ACTIONS TO TAKE:
• 1. Copy everything in the post on OpenSSH and locked accounts from "ChallengeResponseAuthentication no" down to "the account locked.".
• 2. Answer these questions using the post on OpenSSH and locked accounts:
(a) Which OpenSSH version and which Ubuntu release were in use?
(b) What error kept appearing in /var/log/auth.log?
(c) What command disables an account so it cannot log in by password or by SSH key?

How OpenSSH checks for locked Linux accounts

Last Modified: Tue, 17 Dec 2013 18:12:59 +0000 ; Created: Tue, 17 Dec 2013 17:15:10 +0000

I ran into some interesting behavior with OpenSSH 5.9 on Ubuntu 12.04 (64-bit) LTS. I set up accounts so that only SSH key login is allowed and not password based authentication. I also choose to not allow the user after login to set a password. This is accomplished with the following:

/etc/ssh/sshd_config

PubkeyAuthentication yes

ChallengeResponseAuthentication no
PasswordAuthentication no
UsePAM no

/etc/shadow

username:!*:15974:0:99999:7:::

Notice the !* which indicates that the password login is locked (and the * which means there is no valid password). From the passwd man page you see the "passwd -l" option which is what prefixes or removes the !, but as noted in the man page "Note that this does not disable the account. The user may still be able to login using another authentication token (e.g. an SSH key)."

So I expected to be able to login still, but I kept getting an error in my /var/log/auth.log: "User username not allowed because account is locked". Turns out that in OpenSSH when I set "UsePAM no" that I got the OpenSSH behavior which sees a leading "!" and considers the account locked.

With "UsePAM yes" the "!*" is only seen as a password disabled account and not fully locked so ssh public key login works, and the user's ability to change their password does not.

On a side note to disable an account so it cannot login via password nor ssh key authentication you use:

usermod --expiredate 1970-01-01 username

Note: You sometime see people recommending also doing "passwd -l username", but that is only to disable password based login and not required if you wish to simply disable the entire account.

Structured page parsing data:
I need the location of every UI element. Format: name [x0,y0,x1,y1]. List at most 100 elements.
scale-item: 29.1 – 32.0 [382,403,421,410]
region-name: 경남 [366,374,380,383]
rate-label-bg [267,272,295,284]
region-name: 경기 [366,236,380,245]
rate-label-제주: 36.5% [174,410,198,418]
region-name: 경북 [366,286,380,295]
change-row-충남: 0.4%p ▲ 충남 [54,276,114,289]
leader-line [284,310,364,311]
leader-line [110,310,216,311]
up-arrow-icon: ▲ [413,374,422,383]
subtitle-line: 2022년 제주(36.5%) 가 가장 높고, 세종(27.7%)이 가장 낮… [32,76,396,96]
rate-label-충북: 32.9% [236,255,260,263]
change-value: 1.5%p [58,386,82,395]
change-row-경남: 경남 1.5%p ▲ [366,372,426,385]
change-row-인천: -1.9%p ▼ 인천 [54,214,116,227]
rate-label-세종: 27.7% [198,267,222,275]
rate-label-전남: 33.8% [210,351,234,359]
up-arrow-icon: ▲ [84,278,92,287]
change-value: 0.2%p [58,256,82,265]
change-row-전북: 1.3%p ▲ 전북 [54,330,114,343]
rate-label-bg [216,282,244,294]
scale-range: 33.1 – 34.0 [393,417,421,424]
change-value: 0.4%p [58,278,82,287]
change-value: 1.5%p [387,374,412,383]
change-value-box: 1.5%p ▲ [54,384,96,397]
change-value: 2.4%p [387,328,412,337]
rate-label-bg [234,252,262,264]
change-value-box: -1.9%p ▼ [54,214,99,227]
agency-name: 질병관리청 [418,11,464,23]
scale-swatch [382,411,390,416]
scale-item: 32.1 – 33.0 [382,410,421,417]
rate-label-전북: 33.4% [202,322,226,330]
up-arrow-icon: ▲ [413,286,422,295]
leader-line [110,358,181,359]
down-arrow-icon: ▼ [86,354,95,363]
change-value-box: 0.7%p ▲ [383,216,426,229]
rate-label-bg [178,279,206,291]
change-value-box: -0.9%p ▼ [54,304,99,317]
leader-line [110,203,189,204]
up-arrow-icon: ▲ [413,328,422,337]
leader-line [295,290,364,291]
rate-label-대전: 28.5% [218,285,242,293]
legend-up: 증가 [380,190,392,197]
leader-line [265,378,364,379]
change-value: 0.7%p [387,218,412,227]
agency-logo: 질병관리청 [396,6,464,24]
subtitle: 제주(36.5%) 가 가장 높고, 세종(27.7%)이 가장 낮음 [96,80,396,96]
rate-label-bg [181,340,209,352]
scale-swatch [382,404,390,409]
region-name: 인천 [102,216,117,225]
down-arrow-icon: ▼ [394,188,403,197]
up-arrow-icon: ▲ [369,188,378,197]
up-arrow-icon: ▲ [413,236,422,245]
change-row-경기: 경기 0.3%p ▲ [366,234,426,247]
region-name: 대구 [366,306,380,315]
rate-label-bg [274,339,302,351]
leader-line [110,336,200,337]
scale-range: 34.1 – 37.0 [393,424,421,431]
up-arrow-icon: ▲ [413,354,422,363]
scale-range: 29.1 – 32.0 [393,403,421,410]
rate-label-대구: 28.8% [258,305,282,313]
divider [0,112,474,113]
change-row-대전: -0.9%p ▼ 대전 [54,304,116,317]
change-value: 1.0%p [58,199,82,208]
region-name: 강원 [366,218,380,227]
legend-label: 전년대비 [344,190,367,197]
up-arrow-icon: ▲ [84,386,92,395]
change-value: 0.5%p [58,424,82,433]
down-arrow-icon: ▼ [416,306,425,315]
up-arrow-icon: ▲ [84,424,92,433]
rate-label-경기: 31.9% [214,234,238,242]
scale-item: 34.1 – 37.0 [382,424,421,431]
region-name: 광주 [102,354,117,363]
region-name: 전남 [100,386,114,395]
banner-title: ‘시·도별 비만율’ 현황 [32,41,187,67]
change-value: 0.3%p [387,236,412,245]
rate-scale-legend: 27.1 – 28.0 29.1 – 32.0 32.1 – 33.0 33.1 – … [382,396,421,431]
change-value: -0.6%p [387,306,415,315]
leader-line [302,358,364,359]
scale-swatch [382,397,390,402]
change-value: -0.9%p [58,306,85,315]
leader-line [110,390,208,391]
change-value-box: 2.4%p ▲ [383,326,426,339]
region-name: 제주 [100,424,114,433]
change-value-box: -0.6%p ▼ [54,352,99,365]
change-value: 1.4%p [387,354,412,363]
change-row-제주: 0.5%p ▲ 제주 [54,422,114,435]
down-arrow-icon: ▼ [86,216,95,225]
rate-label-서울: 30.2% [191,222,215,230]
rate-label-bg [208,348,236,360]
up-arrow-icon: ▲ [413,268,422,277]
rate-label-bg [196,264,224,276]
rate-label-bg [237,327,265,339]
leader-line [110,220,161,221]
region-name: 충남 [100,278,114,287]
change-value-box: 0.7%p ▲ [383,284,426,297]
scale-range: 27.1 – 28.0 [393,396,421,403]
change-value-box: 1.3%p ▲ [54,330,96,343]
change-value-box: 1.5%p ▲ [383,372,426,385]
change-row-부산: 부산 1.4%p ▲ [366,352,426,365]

ANSWERS TO EACH TASK:
• 1.
ChallengeResponseAuthentication no
PasswordAuthentication no
UsePAM no

/etc/shadow

username:!*:15974:0:99999:7:::

Notice the !* which indicates that the password login is locked (and the * which means there is no valid password). From the passwd man page you see the "passwd -l" option which is what prefixes or removes the !, but as noted in the man page "Note that this does not disable the account. The user may still be able to login using another authentication token (e.g. an SSH key)."

So I expected to be able to login still, but I kept getting an error in my /var/log/auth.log: "User username not allowed because account is locked". Turns out that in OpenSSH when I set "UsePAM no" that I got the OpenSSH behavior which sees a leading "!" and considers the account locked.

• 2.
(a) OpenSSH 5.9 on Ubuntu 12.04 (64-bit) LTS.
(b) "User username not allowed because account is locked"
(c) usermod --expiredate 1970-01-01 username